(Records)
-- begin --
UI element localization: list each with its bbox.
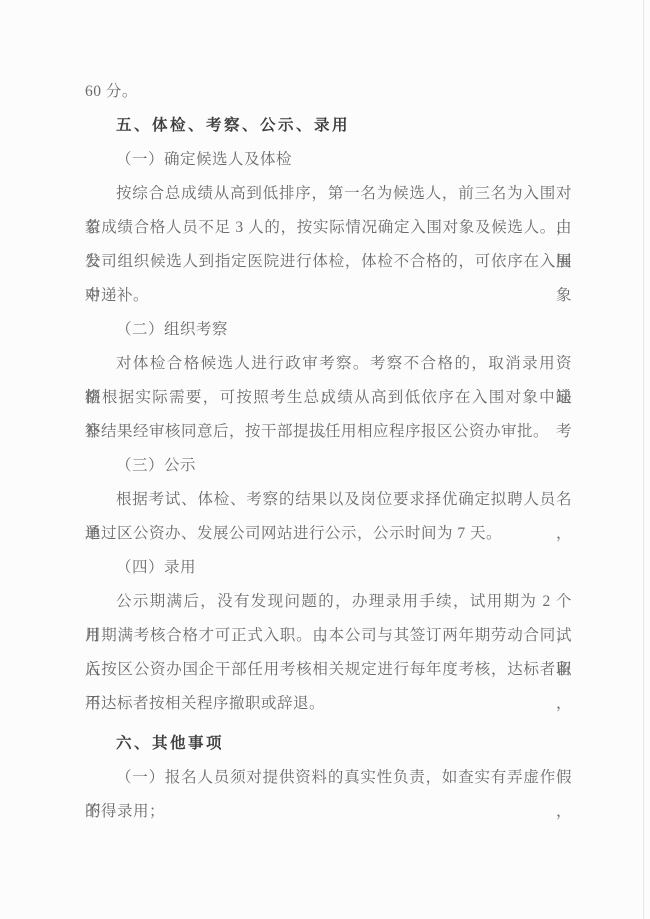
paragraph-line: 对体检合格候选人进行政审考察。考察不合格的，取消录用资格；缺 (85, 347, 572, 381)
paragraph-line: 公司组织候选人到指定医院进行体检，体检不合格的，可依序在入围对象 (85, 245, 572, 279)
document-page: 60 分。五、体检、考察、公示、录用（一）确定候选人及体检按综合总成绩从高到低排… (0, 0, 650, 919)
paragraph-line: 通过区公资办、发展公司网站进行公示，公示时间为 7 天。 (85, 517, 572, 551)
subsection-heading: （一）确定候选人及体检 (85, 143, 572, 177)
body-line: 60 分。 (85, 75, 572, 109)
subsection-heading: （三）公示 (85, 449, 572, 483)
paragraph-line: 用期满考核合格才可正式入职。由本公司与其签订两年期劳动合同，入职 (85, 619, 572, 653)
subsection-heading: （四）录用 (85, 551, 572, 585)
paragraph-line: 察结果经审核同意后，按干部提拔任用相应程序报区公资办审批。 (85, 415, 572, 449)
scan-edge-line (643, 0, 644, 919)
section-heading: 五、体检、考察、公示、录用 (85, 109, 572, 143)
paragraph-line: 若成绩合格人员不足 3 人的，按实际情况确定入围对象及候选人。由发展 (85, 211, 572, 245)
paragraph-line: 按综合总成绩从高到低排序，第一名为候选人，前三名为入围对象， (85, 177, 572, 211)
paragraph-line: 后按区公资办国企干部任用考核相关规定进行每年度考核，达标者留用， (85, 653, 572, 687)
paragraph-line: （一）报名人员须对提供资料的真实性负责，如查实有弄虚作假的， (85, 761, 572, 795)
paragraph-line: 公示期满后，没有发现问题的，办理录用手续，试用期为 2 个月，试 (85, 585, 572, 619)
subsection-heading: （二）组织考察 (85, 313, 572, 347)
section-heading: 六、其他事项 (85, 727, 572, 761)
paragraph-line: 额根据实际需要，可按照考生总成绩从高到低依序在入围对象中递补。考 (85, 381, 572, 415)
document-body: 60 分。五、体检、考察、公示、录用（一）确定候选人及体检按综合总成绩从高到低排… (85, 75, 572, 829)
paragraph-line: 根据考试、体检、考察的结果以及岗位要求择优确定拟聘人员名单， (85, 483, 572, 517)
-- end --
**WRITTEN PROBLEM**
Filter the rows above down to the lines containing the string "document", and copy each of those lines. Match case exactly.

**RESPONSE TO THIS TASK**
document-page: 60 分。五、体检、考察、公示、录用（一）确定候选人及体检按综合总成绩从高到低排… (0, 0, 650, 919)
document-body: 60 分。五、体检、考察、公示、录用（一）确定候选人及体检按综合总成绩从高到低排… (85, 75, 572, 829)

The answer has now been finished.